Return the material exactly as supplied, apart from the pictures, which are omitted.

^^^^^^^^

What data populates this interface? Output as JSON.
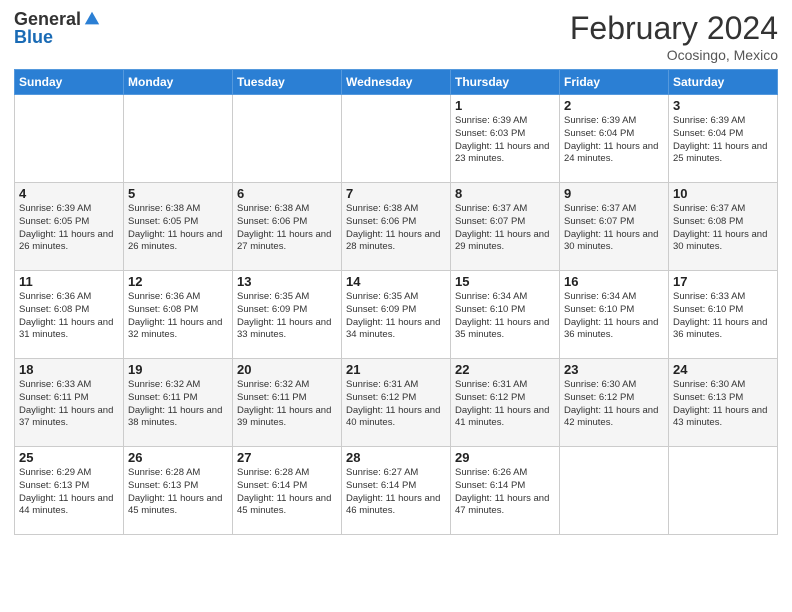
{
  "header": {
    "logo_general": "General",
    "logo_blue": "Blue",
    "month_year": "February 2024",
    "location": "Ocosingo, Mexico"
  },
  "days_of_week": [
    "Sunday",
    "Monday",
    "Tuesday",
    "Wednesday",
    "Thursday",
    "Friday",
    "Saturday"
  ],
  "weeks": [
    [
      {
        "day": "",
        "info": ""
      },
      {
        "day": "",
        "info": ""
      },
      {
        "day": "",
        "info": ""
      },
      {
        "day": "",
        "info": ""
      },
      {
        "day": "1",
        "info": "Sunrise: 6:39 AM\nSunset: 6:03 PM\nDaylight: 11 hours and 23 minutes."
      },
      {
        "day": "2",
        "info": "Sunrise: 6:39 AM\nSunset: 6:04 PM\nDaylight: 11 hours and 24 minutes."
      },
      {
        "day": "3",
        "info": "Sunrise: 6:39 AM\nSunset: 6:04 PM\nDaylight: 11 hours and 25 minutes."
      }
    ],
    [
      {
        "day": "4",
        "info": "Sunrise: 6:39 AM\nSunset: 6:05 PM\nDaylight: 11 hours and 26 minutes."
      },
      {
        "day": "5",
        "info": "Sunrise: 6:38 AM\nSunset: 6:05 PM\nDaylight: 11 hours and 26 minutes."
      },
      {
        "day": "6",
        "info": "Sunrise: 6:38 AM\nSunset: 6:06 PM\nDaylight: 11 hours and 27 minutes."
      },
      {
        "day": "7",
        "info": "Sunrise: 6:38 AM\nSunset: 6:06 PM\nDaylight: 11 hours and 28 minutes."
      },
      {
        "day": "8",
        "info": "Sunrise: 6:37 AM\nSunset: 6:07 PM\nDaylight: 11 hours and 29 minutes."
      },
      {
        "day": "9",
        "info": "Sunrise: 6:37 AM\nSunset: 6:07 PM\nDaylight: 11 hours and 30 minutes."
      },
      {
        "day": "10",
        "info": "Sunrise: 6:37 AM\nSunset: 6:08 PM\nDaylight: 11 hours and 30 minutes."
      }
    ],
    [
      {
        "day": "11",
        "info": "Sunrise: 6:36 AM\nSunset: 6:08 PM\nDaylight: 11 hours and 31 minutes."
      },
      {
        "day": "12",
        "info": "Sunrise: 6:36 AM\nSunset: 6:08 PM\nDaylight: 11 hours and 32 minutes."
      },
      {
        "day": "13",
        "info": "Sunrise: 6:35 AM\nSunset: 6:09 PM\nDaylight: 11 hours and 33 minutes."
      },
      {
        "day": "14",
        "info": "Sunrise: 6:35 AM\nSunset: 6:09 PM\nDaylight: 11 hours and 34 minutes."
      },
      {
        "day": "15",
        "info": "Sunrise: 6:34 AM\nSunset: 6:10 PM\nDaylight: 11 hours and 35 minutes."
      },
      {
        "day": "16",
        "info": "Sunrise: 6:34 AM\nSunset: 6:10 PM\nDaylight: 11 hours and 36 minutes."
      },
      {
        "day": "17",
        "info": "Sunrise: 6:33 AM\nSunset: 6:10 PM\nDaylight: 11 hours and 36 minutes."
      }
    ],
    [
      {
        "day": "18",
        "info": "Sunrise: 6:33 AM\nSunset: 6:11 PM\nDaylight: 11 hours and 37 minutes."
      },
      {
        "day": "19",
        "info": "Sunrise: 6:32 AM\nSunset: 6:11 PM\nDaylight: 11 hours and 38 minutes."
      },
      {
        "day": "20",
        "info": "Sunrise: 6:32 AM\nSunset: 6:11 PM\nDaylight: 11 hours and 39 minutes."
      },
      {
        "day": "21",
        "info": "Sunrise: 6:31 AM\nSunset: 6:12 PM\nDaylight: 11 hours and 40 minutes."
      },
      {
        "day": "22",
        "info": "Sunrise: 6:31 AM\nSunset: 6:12 PM\nDaylight: 11 hours and 41 minutes."
      },
      {
        "day": "23",
        "info": "Sunrise: 6:30 AM\nSunset: 6:12 PM\nDaylight: 11 hours and 42 minutes."
      },
      {
        "day": "24",
        "info": "Sunrise: 6:30 AM\nSunset: 6:13 PM\nDaylight: 11 hours and 43 minutes."
      }
    ],
    [
      {
        "day": "25",
        "info": "Sunrise: 6:29 AM\nSunset: 6:13 PM\nDaylight: 11 hours and 44 minutes."
      },
      {
        "day": "26",
        "info": "Sunrise: 6:28 AM\nSunset: 6:13 PM\nDaylight: 11 hours and 45 minutes."
      },
      {
        "day": "27",
        "info": "Sunrise: 6:28 AM\nSunset: 6:14 PM\nDaylight: 11 hours and 45 minutes."
      },
      {
        "day": "28",
        "info": "Sunrise: 6:27 AM\nSunset: 6:14 PM\nDaylight: 11 hours and 46 minutes."
      },
      {
        "day": "29",
        "info": "Sunrise: 6:26 AM\nSunset: 6:14 PM\nDaylight: 11 hours and 47 minutes."
      },
      {
        "day": "",
        "info": ""
      },
      {
        "day": "",
        "info": ""
      }
    ]
  ]
}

^^^^^^^^

(THE OUTPUT):
What data populates this interface? Output as JSON.
{
  "header": {
    "logo_general": "General",
    "logo_blue": "Blue",
    "month_year": "February 2024",
    "location": "Ocosingo, Mexico"
  },
  "days_of_week": [
    "Sunday",
    "Monday",
    "Tuesday",
    "Wednesday",
    "Thursday",
    "Friday",
    "Saturday"
  ],
  "weeks": [
    [
      {
        "day": "",
        "info": ""
      },
      {
        "day": "",
        "info": ""
      },
      {
        "day": "",
        "info": ""
      },
      {
        "day": "",
        "info": ""
      },
      {
        "day": "1",
        "info": "Sunrise: 6:39 AM\nSunset: 6:03 PM\nDaylight: 11 hours and 23 minutes."
      },
      {
        "day": "2",
        "info": "Sunrise: 6:39 AM\nSunset: 6:04 PM\nDaylight: 11 hours and 24 minutes."
      },
      {
        "day": "3",
        "info": "Sunrise: 6:39 AM\nSunset: 6:04 PM\nDaylight: 11 hours and 25 minutes."
      }
    ],
    [
      {
        "day": "4",
        "info": "Sunrise: 6:39 AM\nSunset: 6:05 PM\nDaylight: 11 hours and 26 minutes."
      },
      {
        "day": "5",
        "info": "Sunrise: 6:38 AM\nSunset: 6:05 PM\nDaylight: 11 hours and 26 minutes."
      },
      {
        "day": "6",
        "info": "Sunrise: 6:38 AM\nSunset: 6:06 PM\nDaylight: 11 hours and 27 minutes."
      },
      {
        "day": "7",
        "info": "Sunrise: 6:38 AM\nSunset: 6:06 PM\nDaylight: 11 hours and 28 minutes."
      },
      {
        "day": "8",
        "info": "Sunrise: 6:37 AM\nSunset: 6:07 PM\nDaylight: 11 hours and 29 minutes."
      },
      {
        "day": "9",
        "info": "Sunrise: 6:37 AM\nSunset: 6:07 PM\nDaylight: 11 hours and 30 minutes."
      },
      {
        "day": "10",
        "info": "Sunrise: 6:37 AM\nSunset: 6:08 PM\nDaylight: 11 hours and 30 minutes."
      }
    ],
    [
      {
        "day": "11",
        "info": "Sunrise: 6:36 AM\nSunset: 6:08 PM\nDaylight: 11 hours and 31 minutes."
      },
      {
        "day": "12",
        "info": "Sunrise: 6:36 AM\nSunset: 6:08 PM\nDaylight: 11 hours and 32 minutes."
      },
      {
        "day": "13",
        "info": "Sunrise: 6:35 AM\nSunset: 6:09 PM\nDaylight: 11 hours and 33 minutes."
      },
      {
        "day": "14",
        "info": "Sunrise: 6:35 AM\nSunset: 6:09 PM\nDaylight: 11 hours and 34 minutes."
      },
      {
        "day": "15",
        "info": "Sunrise: 6:34 AM\nSunset: 6:10 PM\nDaylight: 11 hours and 35 minutes."
      },
      {
        "day": "16",
        "info": "Sunrise: 6:34 AM\nSunset: 6:10 PM\nDaylight: 11 hours and 36 minutes."
      },
      {
        "day": "17",
        "info": "Sunrise: 6:33 AM\nSunset: 6:10 PM\nDaylight: 11 hours and 36 minutes."
      }
    ],
    [
      {
        "day": "18",
        "info": "Sunrise: 6:33 AM\nSunset: 6:11 PM\nDaylight: 11 hours and 37 minutes."
      },
      {
        "day": "19",
        "info": "Sunrise: 6:32 AM\nSunset: 6:11 PM\nDaylight: 11 hours and 38 minutes."
      },
      {
        "day": "20",
        "info": "Sunrise: 6:32 AM\nSunset: 6:11 PM\nDaylight: 11 hours and 39 minutes."
      },
      {
        "day": "21",
        "info": "Sunrise: 6:31 AM\nSunset: 6:12 PM\nDaylight: 11 hours and 40 minutes."
      },
      {
        "day": "22",
        "info": "Sunrise: 6:31 AM\nSunset: 6:12 PM\nDaylight: 11 hours and 41 minutes."
      },
      {
        "day": "23",
        "info": "Sunrise: 6:30 AM\nSunset: 6:12 PM\nDaylight: 11 hours and 42 minutes."
      },
      {
        "day": "24",
        "info": "Sunrise: 6:30 AM\nSunset: 6:13 PM\nDaylight: 11 hours and 43 minutes."
      }
    ],
    [
      {
        "day": "25",
        "info": "Sunrise: 6:29 AM\nSunset: 6:13 PM\nDaylight: 11 hours and 44 minutes."
      },
      {
        "day": "26",
        "info": "Sunrise: 6:28 AM\nSunset: 6:13 PM\nDaylight: 11 hours and 45 minutes."
      },
      {
        "day": "27",
        "info": "Sunrise: 6:28 AM\nSunset: 6:14 PM\nDaylight: 11 hours and 45 minutes."
      },
      {
        "day": "28",
        "info": "Sunrise: 6:27 AM\nSunset: 6:14 PM\nDaylight: 11 hours and 46 minutes."
      },
      {
        "day": "29",
        "info": "Sunrise: 6:26 AM\nSunset: 6:14 PM\nDaylight: 11 hours and 47 minutes."
      },
      {
        "day": "",
        "info": ""
      },
      {
        "day": "",
        "info": ""
      }
    ]
  ]
}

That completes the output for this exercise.